Problem description. Return every one of the items below unchanged, line for line, with each character in place.

Records to use.
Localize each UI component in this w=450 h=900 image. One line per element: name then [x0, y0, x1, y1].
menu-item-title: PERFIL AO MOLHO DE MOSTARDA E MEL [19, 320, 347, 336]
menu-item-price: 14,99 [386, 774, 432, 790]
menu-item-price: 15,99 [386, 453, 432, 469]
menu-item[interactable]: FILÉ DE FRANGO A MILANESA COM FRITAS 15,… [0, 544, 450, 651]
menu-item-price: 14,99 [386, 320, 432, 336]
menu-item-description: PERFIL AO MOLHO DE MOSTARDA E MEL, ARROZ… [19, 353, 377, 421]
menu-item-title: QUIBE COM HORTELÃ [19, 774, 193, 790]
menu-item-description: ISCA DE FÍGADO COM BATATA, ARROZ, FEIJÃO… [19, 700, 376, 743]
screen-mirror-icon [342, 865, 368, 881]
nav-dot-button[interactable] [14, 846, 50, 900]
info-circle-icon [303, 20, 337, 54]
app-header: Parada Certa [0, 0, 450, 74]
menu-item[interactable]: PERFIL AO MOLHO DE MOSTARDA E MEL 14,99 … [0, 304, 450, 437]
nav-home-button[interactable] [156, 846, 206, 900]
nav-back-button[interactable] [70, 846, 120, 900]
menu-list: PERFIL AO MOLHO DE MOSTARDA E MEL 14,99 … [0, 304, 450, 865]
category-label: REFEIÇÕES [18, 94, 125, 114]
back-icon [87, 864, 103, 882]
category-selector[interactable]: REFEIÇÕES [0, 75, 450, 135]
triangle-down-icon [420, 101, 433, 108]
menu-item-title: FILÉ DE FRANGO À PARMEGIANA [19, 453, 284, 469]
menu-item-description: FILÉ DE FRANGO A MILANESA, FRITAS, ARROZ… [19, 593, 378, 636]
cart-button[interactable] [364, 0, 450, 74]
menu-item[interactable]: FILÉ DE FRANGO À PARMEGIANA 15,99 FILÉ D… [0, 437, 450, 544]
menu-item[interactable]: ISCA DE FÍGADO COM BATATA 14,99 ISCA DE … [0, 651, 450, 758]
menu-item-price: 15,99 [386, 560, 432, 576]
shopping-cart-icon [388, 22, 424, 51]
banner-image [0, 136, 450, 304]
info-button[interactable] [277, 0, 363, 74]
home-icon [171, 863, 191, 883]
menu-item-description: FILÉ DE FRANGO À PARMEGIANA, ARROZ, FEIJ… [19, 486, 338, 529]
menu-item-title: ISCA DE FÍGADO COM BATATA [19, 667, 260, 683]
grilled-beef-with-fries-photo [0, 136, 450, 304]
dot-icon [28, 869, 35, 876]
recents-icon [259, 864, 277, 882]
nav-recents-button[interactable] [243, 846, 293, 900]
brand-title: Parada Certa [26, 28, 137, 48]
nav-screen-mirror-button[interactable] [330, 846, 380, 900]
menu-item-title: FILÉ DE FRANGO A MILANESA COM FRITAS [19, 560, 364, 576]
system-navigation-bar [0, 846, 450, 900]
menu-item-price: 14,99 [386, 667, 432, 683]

Complete answer.
Localize each UI component in this w=450 h=900 image. One line per element: name then [x0, y0, x1, y1].
menu-item-title: PERFIL AO MOLHO DE MOSTARDA E MEL [19, 320, 347, 336]
menu-item-price: 14,99 [386, 774, 432, 790]
menu-item-price: 15,99 [386, 453, 432, 469]
menu-item[interactable]: FILÉ DE FRANGO A MILANESA COM FRITAS 15,… [0, 544, 450, 651]
menu-item-price: 14,99 [386, 320, 432, 336]
menu-item-description: PERFIL AO MOLHO DE MOSTARDA E MEL, ARROZ… [19, 353, 377, 421]
menu-item-title: QUIBE COM HORTELÃ [19, 774, 193, 790]
menu-item-description: ISCA DE FÍGADO COM BATATA, ARROZ, FEIJÃO… [19, 700, 376, 743]
screen-mirror-icon [342, 865, 368, 881]
nav-dot-button[interactable] [14, 846, 50, 900]
info-circle-icon [303, 20, 337, 54]
app-header: Parada Certa [0, 0, 450, 74]
menu-item[interactable]: PERFIL AO MOLHO DE MOSTARDA E MEL 14,99 … [0, 304, 450, 437]
nav-home-button[interactable] [156, 846, 206, 900]
nav-back-button[interactable] [70, 846, 120, 900]
menu-list: PERFIL AO MOLHO DE MOSTARDA E MEL 14,99 … [0, 304, 450, 865]
category-label: REFEIÇÕES [18, 94, 125, 114]
back-icon [87, 864, 103, 882]
category-selector[interactable]: REFEIÇÕES [0, 75, 450, 135]
triangle-down-icon [420, 101, 433, 108]
menu-item-title: FILÉ DE FRANGO À PARMEGIANA [19, 453, 284, 469]
menu-item-description: FILÉ DE FRANGO A MILANESA, FRITAS, ARROZ… [19, 593, 378, 636]
cart-button[interactable] [364, 0, 450, 74]
menu-item[interactable]: FILÉ DE FRANGO À PARMEGIANA 15,99 FILÉ D… [0, 437, 450, 544]
menu-item[interactable]: ISCA DE FÍGADO COM BATATA 14,99 ISCA DE … [0, 651, 450, 758]
menu-item-price: 15,99 [386, 560, 432, 576]
shopping-cart-icon [388, 22, 424, 51]
banner-image [0, 136, 450, 304]
info-button[interactable] [277, 0, 363, 74]
home-icon [171, 863, 191, 883]
menu-item-description: FILÉ DE FRANGO À PARMEGIANA, ARROZ, FEIJ… [19, 486, 338, 529]
menu-item-title: ISCA DE FÍGADO COM BATATA [19, 667, 260, 683]
grilled-beef-with-fries-photo [0, 136, 450, 304]
dot-icon [28, 869, 35, 876]
recents-icon [259, 864, 277, 882]
nav-recents-button[interactable] [243, 846, 293, 900]
brand-title: Parada Certa [26, 28, 137, 48]
nav-screen-mirror-button[interactable] [330, 846, 380, 900]
menu-item-title: FILÉ DE FRANGO A MILANESA COM FRITAS [19, 560, 364, 576]
system-navigation-bar [0, 846, 450, 900]
menu-item-price: 14,99 [386, 667, 432, 683]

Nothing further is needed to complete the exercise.